─── DATA LINES

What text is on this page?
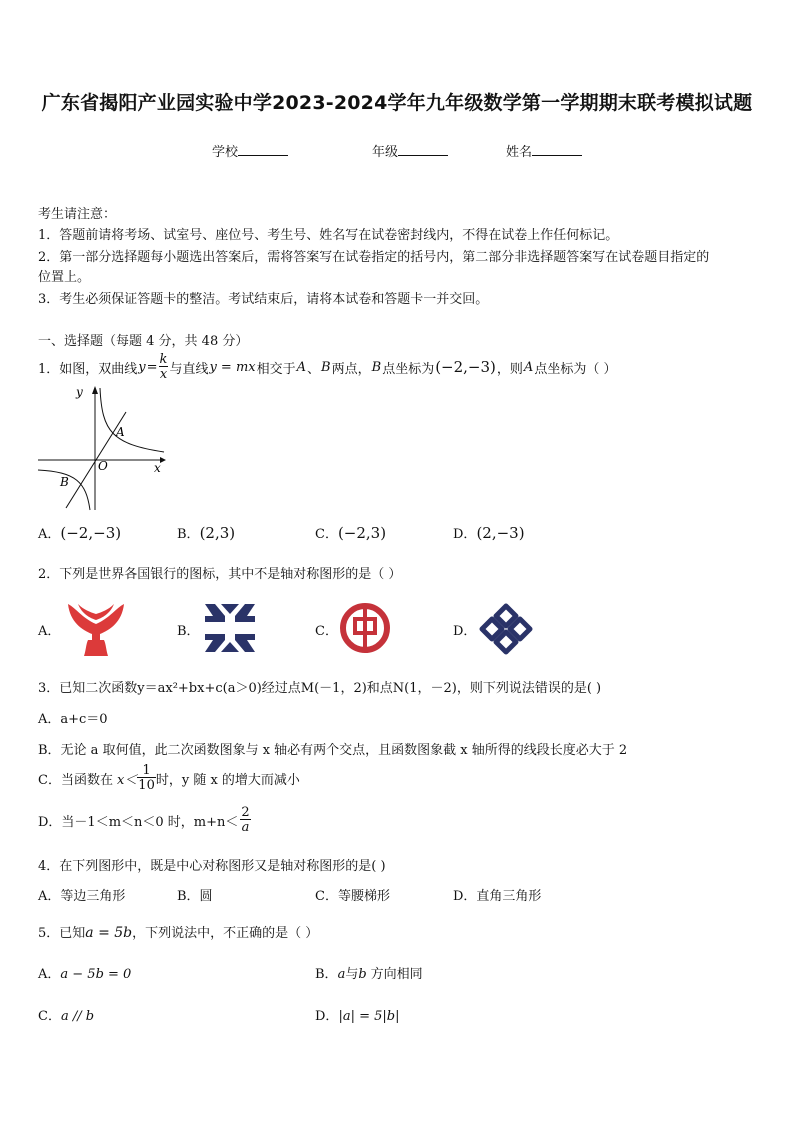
广东省揭阳产业园实验中学2023-2024学年九年级数学第一学期期末联考模拟试题
学校	年级	姓名
考生请注意：
1．答题前请将考场、试室号、座位号、考生号、姓名写在试卷密封线内，不得在试卷上作任何标记。
2．第一部分选择题每小题选出答案后，需将答案写在试卷指定的括号内，第二部分非选择题答案写在试卷题目指定的
位置上。
3．考生必须保证答题卡的整洁。考试结束后，请将本试卷和答题卡一并交回。
一、选择题（每题 4 分，共 48 分）
1．如图，双曲线 $y = \frac{k}{x}$ 与直线 y = mx 相交于 A 、 B 两点， B 点坐标为 (−2,−3) ，则 A 点坐标为（ ）
y
x
O
A
B
A．(−2,−3)	B．(2,3)	C．(−2,3)	D．(2,−3)
2．下列是世界各国银行的图标，其中不是轴对称图形的是（ ）
A．	B．	C．	D．
3．已知二次函数y＝ax²+bx+c(a＞0)经过点M(－1，2)和点N(1，－2)，则下列说法错误的是( )
A．a+c＝0
B．无论 a 取何值，此二次函数图象与 x 轴必有两个交点，且函数图象截 x 轴所得的线段长度必大于 2
C．当函数在 $x< \frac{1}{10}$ 时，y 随 x 的增大而减小
D．当－1＜m＜n＜0 时，$m+n< \frac{2}{a}$
4．在下列图形中，既是中心对称图形又是轴对称图形的是( )
A．等边三角形	B．圆	C．等腰梯形	D．直角三角形
5．已知a = 5b，下列说法中，不正确的是（ ）
A．a − 5b = 0	B．a与b 方向相同
C．a // b	D．|a| = 5|b|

──────

REQUIREMENTS => Each line above is to be copied verbatim. Drop any image from the copy.

CORRECT OUTPUT =>
What text is on this page?
广东省揭阳产业园实验中学2023-2024学年九年级数学第一学期期末联考模拟试题
学校	年级	姓名
考生请注意：
1．答题前请将考场、试室号、座位号、考生号、姓名写在试卷密封线内，不得在试卷上作任何标记。
2．第一部分选择题每小题选出答案后，需将答案写在试卷指定的括号内，第二部分非选择题答案写在试卷题目指定的
位置上。
3．考生必须保证答题卡的整洁。考试结束后，请将本试卷和答题卡一并交回。
一、选择题（每题 4 分，共 48 分）
1．如图，双曲线 $y = \frac{k}{x}$ 与直线 y = mx 相交于 A 、 B 两点， B 点坐标为 (−2,−3) ，则 A 点坐标为（ ）
y
x
O
A
B
A．(−2,−3)	B．(2,3)	C．(−2,3)	D．(2,−3)
2．下列是世界各国银行的图标，其中不是轴对称图形的是（ ）
A．	B．	C．	D．
3．已知二次函数y＝ax²+bx+c(a＞0)经过点M(－1，2)和点N(1，－2)，则下列说法错误的是( )
A．a+c＝0
B．无论 a 取何值，此二次函数图象与 x 轴必有两个交点，且函数图象截 x 轴所得的线段长度必大于 2
C．当函数在 $x< \frac{1}{10}$ 时，y 随 x 的增大而减小
D．当－1＜m＜n＜0 时，$m+n< \frac{2}{a}$
4．在下列图形中，既是中心对称图形又是轴对称图形的是( )
A．等边三角形	B．圆	C．等腰梯形	D．直角三角形
5．已知a = 5b，下列说法中，不正确的是（ ）
A．a − 5b = 0	B．a与b 方向相同
C．a // b	D．|a| = 5|b|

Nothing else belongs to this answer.